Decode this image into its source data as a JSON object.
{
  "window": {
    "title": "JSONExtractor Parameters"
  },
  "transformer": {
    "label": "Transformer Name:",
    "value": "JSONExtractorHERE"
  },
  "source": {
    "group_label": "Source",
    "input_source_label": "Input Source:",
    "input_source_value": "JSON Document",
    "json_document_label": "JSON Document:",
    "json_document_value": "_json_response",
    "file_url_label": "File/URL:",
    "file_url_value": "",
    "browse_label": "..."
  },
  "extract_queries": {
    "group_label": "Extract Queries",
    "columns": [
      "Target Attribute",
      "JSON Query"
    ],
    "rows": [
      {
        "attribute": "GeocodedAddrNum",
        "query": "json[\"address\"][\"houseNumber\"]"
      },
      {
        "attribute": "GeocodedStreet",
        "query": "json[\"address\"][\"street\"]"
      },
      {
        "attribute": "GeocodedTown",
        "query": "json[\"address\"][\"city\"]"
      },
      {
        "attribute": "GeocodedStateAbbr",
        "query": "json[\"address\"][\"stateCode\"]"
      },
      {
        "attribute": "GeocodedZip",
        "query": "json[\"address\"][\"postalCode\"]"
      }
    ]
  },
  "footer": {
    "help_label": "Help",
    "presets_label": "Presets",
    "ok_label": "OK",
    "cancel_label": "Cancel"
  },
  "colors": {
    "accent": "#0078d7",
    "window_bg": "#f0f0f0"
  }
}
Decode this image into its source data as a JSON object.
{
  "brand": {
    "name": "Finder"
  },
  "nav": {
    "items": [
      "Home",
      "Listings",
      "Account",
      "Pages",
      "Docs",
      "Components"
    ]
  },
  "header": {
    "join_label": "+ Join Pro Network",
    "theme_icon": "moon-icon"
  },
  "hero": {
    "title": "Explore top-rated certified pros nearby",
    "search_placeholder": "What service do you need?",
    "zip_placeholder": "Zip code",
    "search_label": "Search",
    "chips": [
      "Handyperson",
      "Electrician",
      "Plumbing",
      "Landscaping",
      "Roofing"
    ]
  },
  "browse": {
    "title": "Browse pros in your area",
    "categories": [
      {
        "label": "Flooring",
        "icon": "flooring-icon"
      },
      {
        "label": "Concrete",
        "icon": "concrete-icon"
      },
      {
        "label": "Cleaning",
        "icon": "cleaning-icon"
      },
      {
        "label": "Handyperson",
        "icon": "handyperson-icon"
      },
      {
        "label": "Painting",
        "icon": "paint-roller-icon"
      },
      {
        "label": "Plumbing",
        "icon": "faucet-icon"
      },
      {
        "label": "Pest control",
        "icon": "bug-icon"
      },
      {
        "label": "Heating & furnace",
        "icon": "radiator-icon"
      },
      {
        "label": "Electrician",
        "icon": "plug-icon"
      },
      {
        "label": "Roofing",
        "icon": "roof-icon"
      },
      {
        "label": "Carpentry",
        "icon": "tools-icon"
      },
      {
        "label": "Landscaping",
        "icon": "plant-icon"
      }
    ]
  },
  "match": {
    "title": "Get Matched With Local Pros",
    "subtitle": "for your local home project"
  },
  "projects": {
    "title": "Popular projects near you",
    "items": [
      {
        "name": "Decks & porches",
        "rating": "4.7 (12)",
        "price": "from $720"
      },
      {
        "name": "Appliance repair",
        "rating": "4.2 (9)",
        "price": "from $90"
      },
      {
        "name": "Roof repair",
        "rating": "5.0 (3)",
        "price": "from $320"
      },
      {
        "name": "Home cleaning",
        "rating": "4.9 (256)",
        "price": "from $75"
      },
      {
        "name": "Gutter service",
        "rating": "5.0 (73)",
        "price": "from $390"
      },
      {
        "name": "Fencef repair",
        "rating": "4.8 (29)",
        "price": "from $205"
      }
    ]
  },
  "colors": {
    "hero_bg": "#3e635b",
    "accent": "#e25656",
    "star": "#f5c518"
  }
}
____
• WORK TO DO: Copy the data above exactly. Every line must be included.

• REPLY:
Decode this image into its source data as a JSON object.
{
  "window": {
    "title": "JSONExtractor Parameters"
  },
  "transformer": {
    "label": "Transformer Name:",
    "value": "JSONExtractorHERE"
  },
  "source": {
    "group_label": "Source",
    "input_source_label": "Input Source:",
    "input_source_value": "JSON Document",
    "json_document_label": "JSON Document:",
    "json_document_value": "_json_response",
    "file_url_label": "File/URL:",
    "file_url_value": "",
    "browse_label": "..."
  },
  "extract_queries": {
    "group_label": "Extract Queries",
    "columns": [
      "Target Attribute",
      "JSON Query"
    ],
    "rows": [
      {
        "attribute": "GeocodedAddrNum",
        "query": "json[\"address\"][\"houseNumber\"]"
      },
      {
        "attribute": "GeocodedStreet",
        "query": "json[\"address\"][\"street\"]"
      },
      {
        "attribute": "GeocodedTown",
        "query": "json[\"address\"][\"city\"]"
      },
      {
        "attribute": "GeocodedStateAbbr",
        "query": "json[\"address\"][\"stateCode\"]"
      },
      {
        "attribute": "GeocodedZip",
        "query": "json[\"address\"][\"postalCode\"]"
      }
    ]
  },
  "footer": {
    "help_label": "Help",
    "presets_label": "Presets",
    "ok_label": "OK",
    "cancel_label": "Cancel"
  },
  "colors": {
    "accent": "#0078d7",
    "window_bg": "#f0f0f0"
  }
}
Decode this image into its source data as a JSON object.
{
  "brand": {
    "name": "Finder"
  },
  "nav": {
    "items": [
      "Home",
      "Listings",
      "Account",
      "Pages",
      "Docs",
      "Components"
    ]
  },
  "header": {
    "join_label": "+ Join Pro Network",
    "theme_icon": "moon-icon"
  },
  "hero": {
    "title": "Explore top-rated certified pros nearby",
    "search_placeholder": "What service do you need?",
    "zip_placeholder": "Zip code",
    "search_label": "Search",
    "chips": [
      "Handyperson",
      "Electrician",
      "Plumbing",
      "Landscaping",
      "Roofing"
    ]
  },
  "browse": {
    "title": "Browse pros in your area",
    "categories": [
      {
        "label": "Flooring",
        "icon": "flooring-icon"
      },
      {
        "label": "Concrete",
        "icon": "concrete-icon"
      },
      {
        "label": "Cleaning",
        "icon": "cleaning-icon"
      },
      {
        "label": "Handyperson",
        "icon": "handyperson-icon"
      },
      {
        "label": "Painting",
        "icon": "paint-roller-icon"
      },
      {
        "label": "Plumbing",
        "icon": "faucet-icon"
      },
      {
        "label": "Pest control",
        "icon": "bug-icon"
      },
      {
        "label": "Heating & furnace",
        "icon": "radiator-icon"
      },
      {
        "label": "Electrician",
        "icon": "plug-icon"
      },
      {
        "label": "Roofing",
        "icon": "roof-icon"
      },
      {
        "label": "Carpentry",
        "icon": "tools-icon"
      },
      {
        "label": "Landscaping",
        "icon": "plant-icon"
      }
    ]
  },
  "match": {
    "title": "Get Matched With Local Pros",
    "subtitle": "for your local home project"
  },
  "projects": {
    "title": "Popular projects near you",
    "items": [
      {
        "name": "Decks & porches",
        "rating": "4.7 (12)",
        "price": "from $720"
      },
      {
        "name": "Appliance repair",
        "rating": "4.2 (9)",
        "price": "from $90"
      },
      {
        "name": "Roof repair",
        "rating": "5.0 (3)",
        "price": "from $320"
      },
      {
        "name": "Home cleaning",
        "rating": "4.9 (256)",
        "price": "from $75"
      },
      {
        "name": "Gutter service",
        "rating": "5.0 (73)",
        "price": "from $390"
      },
      {
        "name": "Fencef repair",
        "rating": "4.8 (29)",
        "price": "from $205"
      }
    ]
  },
  "colors": {
    "hero_bg": "#3e635b",
    "accent": "#e25656",
    "star": "#f5c518"
  }
}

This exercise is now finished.